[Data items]
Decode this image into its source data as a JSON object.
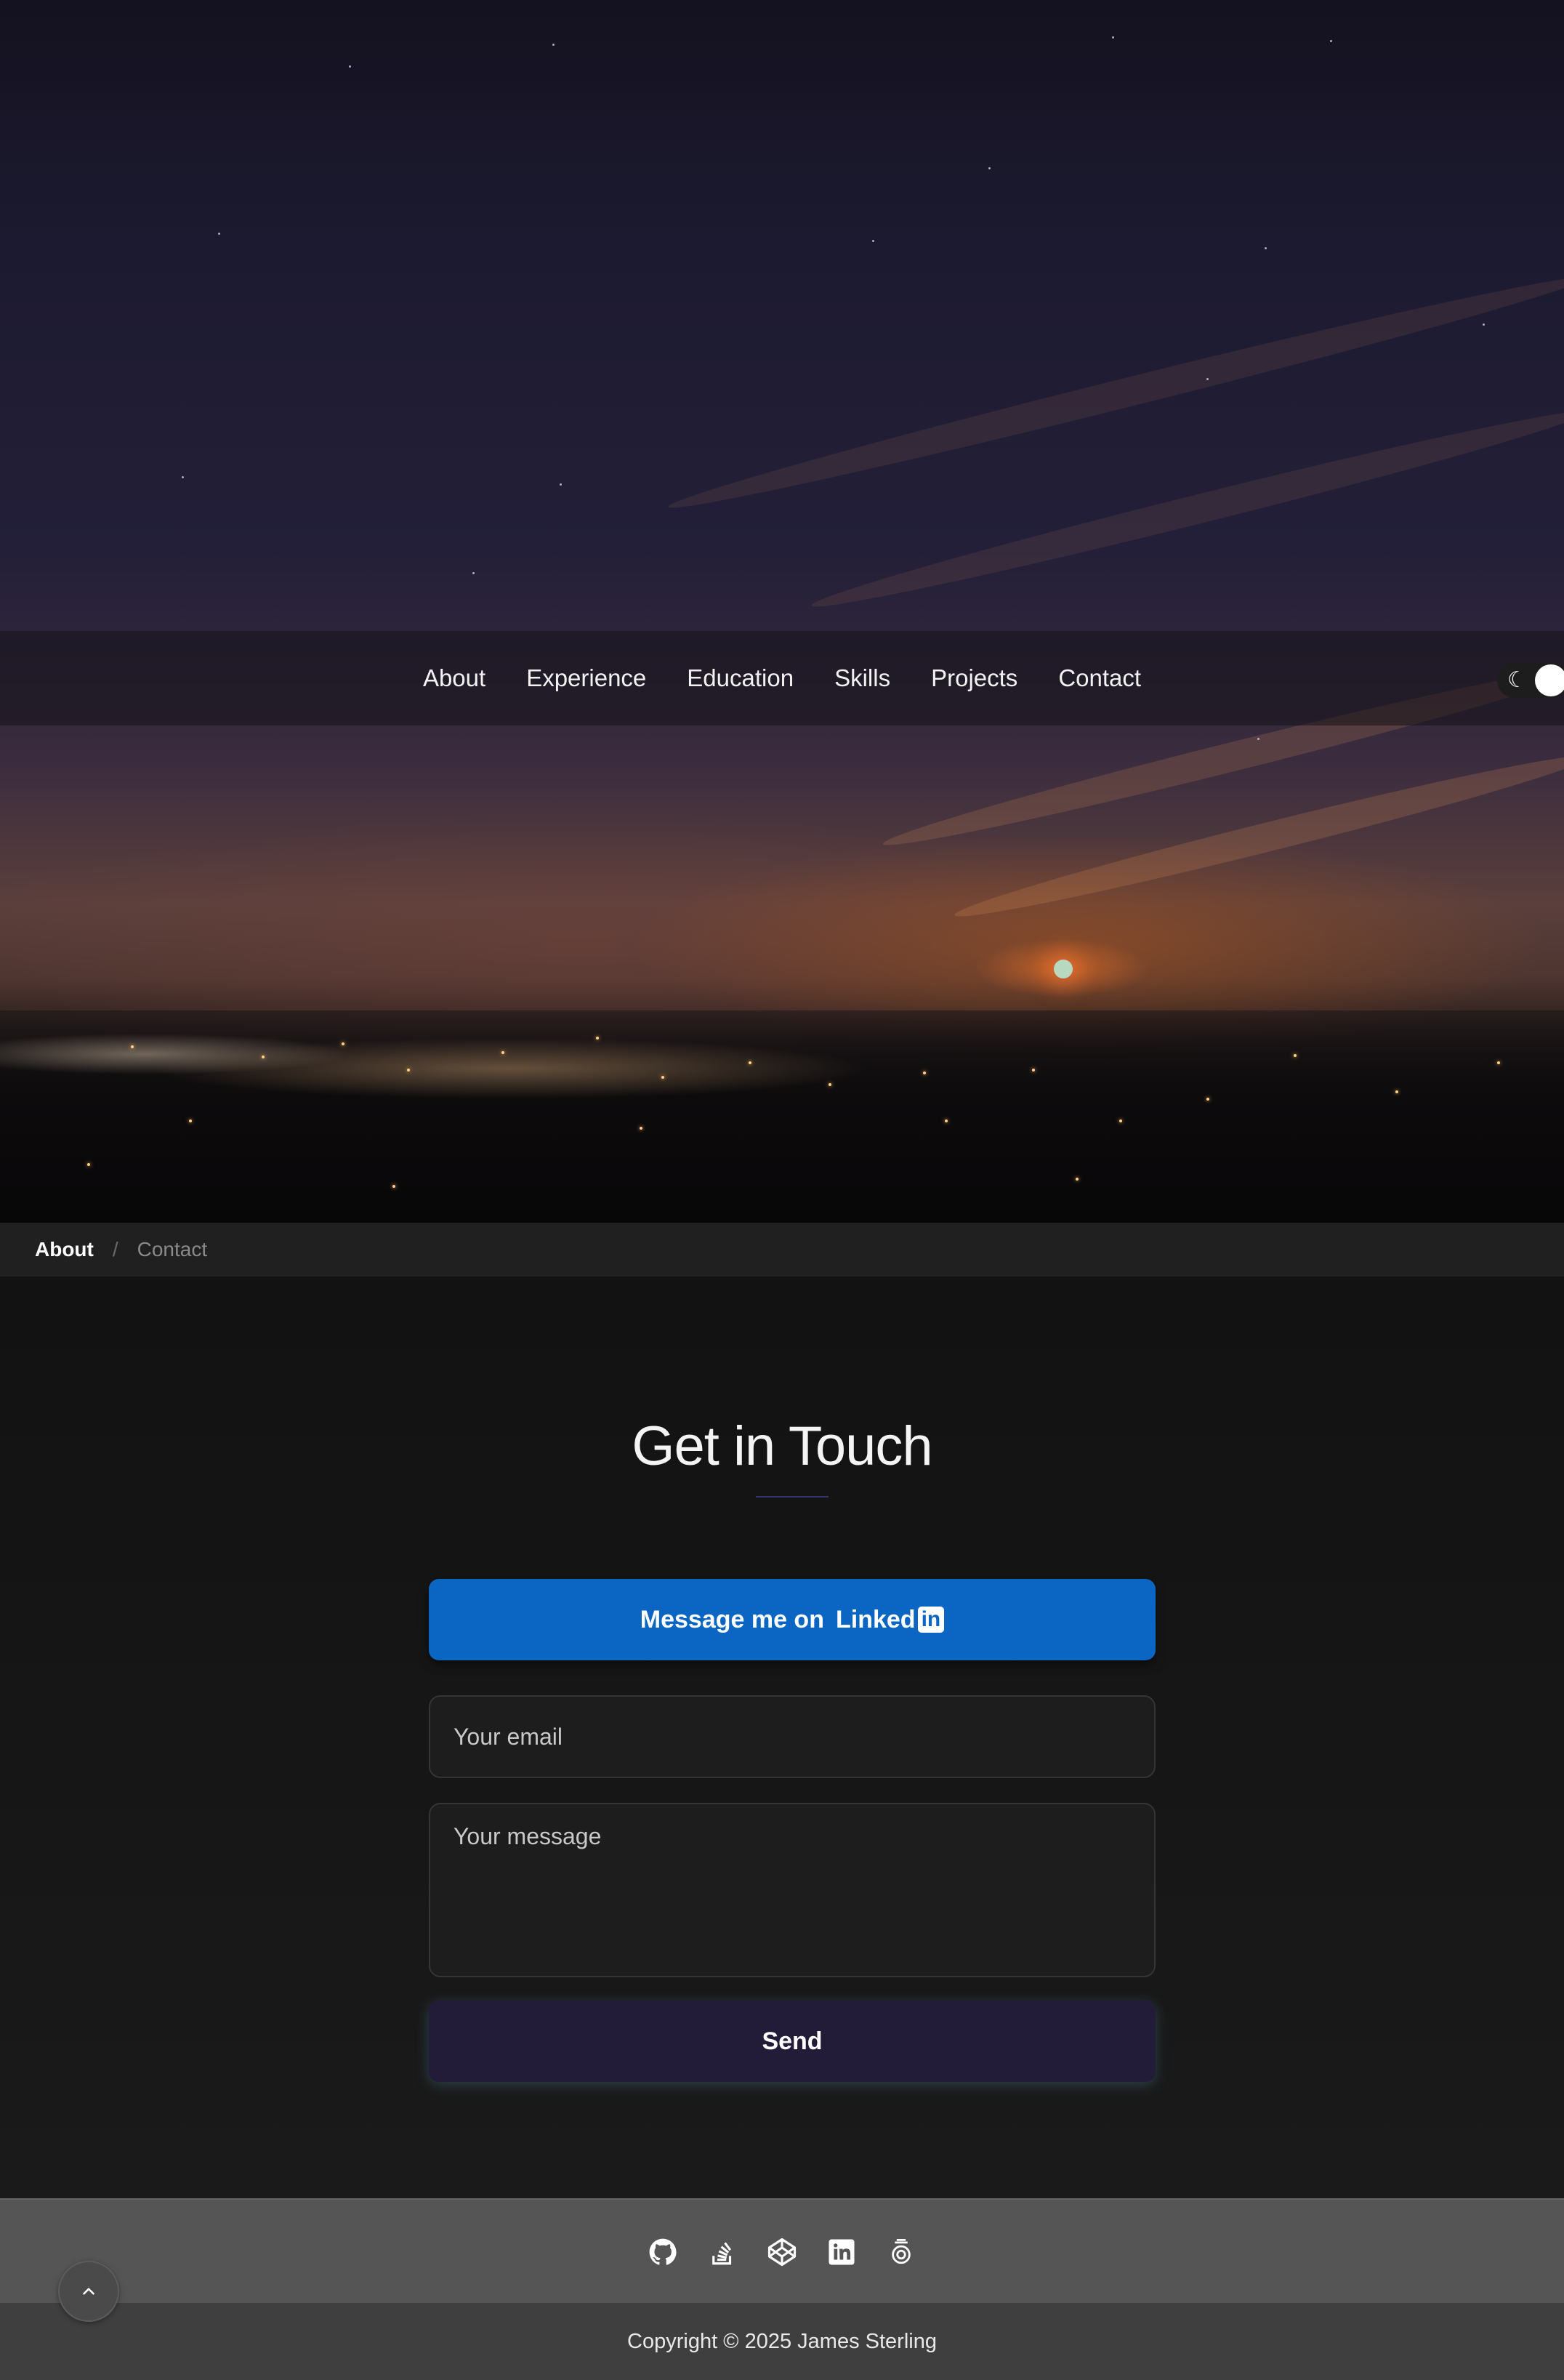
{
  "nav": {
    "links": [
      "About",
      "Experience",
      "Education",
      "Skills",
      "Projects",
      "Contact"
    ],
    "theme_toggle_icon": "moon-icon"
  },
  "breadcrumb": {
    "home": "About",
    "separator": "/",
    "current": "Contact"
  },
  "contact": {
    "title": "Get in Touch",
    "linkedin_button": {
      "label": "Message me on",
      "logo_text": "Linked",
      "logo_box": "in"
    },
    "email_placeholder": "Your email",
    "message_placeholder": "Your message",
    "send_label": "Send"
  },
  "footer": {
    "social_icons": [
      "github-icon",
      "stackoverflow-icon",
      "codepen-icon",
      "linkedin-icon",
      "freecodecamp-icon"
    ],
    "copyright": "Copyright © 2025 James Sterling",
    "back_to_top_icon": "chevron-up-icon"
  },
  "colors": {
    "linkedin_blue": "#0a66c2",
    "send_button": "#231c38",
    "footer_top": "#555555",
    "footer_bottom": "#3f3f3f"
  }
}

Direction
Copy all of the entries verbatim, leaving out any pictures they contain.

Problem solution
Decode this image into its source data as a JSON object.
{
  "nav": {
    "links": [
      "About",
      "Experience",
      "Education",
      "Skills",
      "Projects",
      "Contact"
    ],
    "theme_toggle_icon": "moon-icon"
  },
  "breadcrumb": {
    "home": "About",
    "separator": "/",
    "current": "Contact"
  },
  "contact": {
    "title": "Get in Touch",
    "linkedin_button": {
      "label": "Message me on",
      "logo_text": "Linked",
      "logo_box": "in"
    },
    "email_placeholder": "Your email",
    "message_placeholder": "Your message",
    "send_label": "Send"
  },
  "footer": {
    "social_icons": [
      "github-icon",
      "stackoverflow-icon",
      "codepen-icon",
      "linkedin-icon",
      "freecodecamp-icon"
    ],
    "copyright": "Copyright © 2025 James Sterling",
    "back_to_top_icon": "chevron-up-icon"
  },
  "colors": {
    "linkedin_blue": "#0a66c2",
    "send_button": "#231c38",
    "footer_top": "#555555",
    "footer_bottom": "#3f3f3f"
  }
}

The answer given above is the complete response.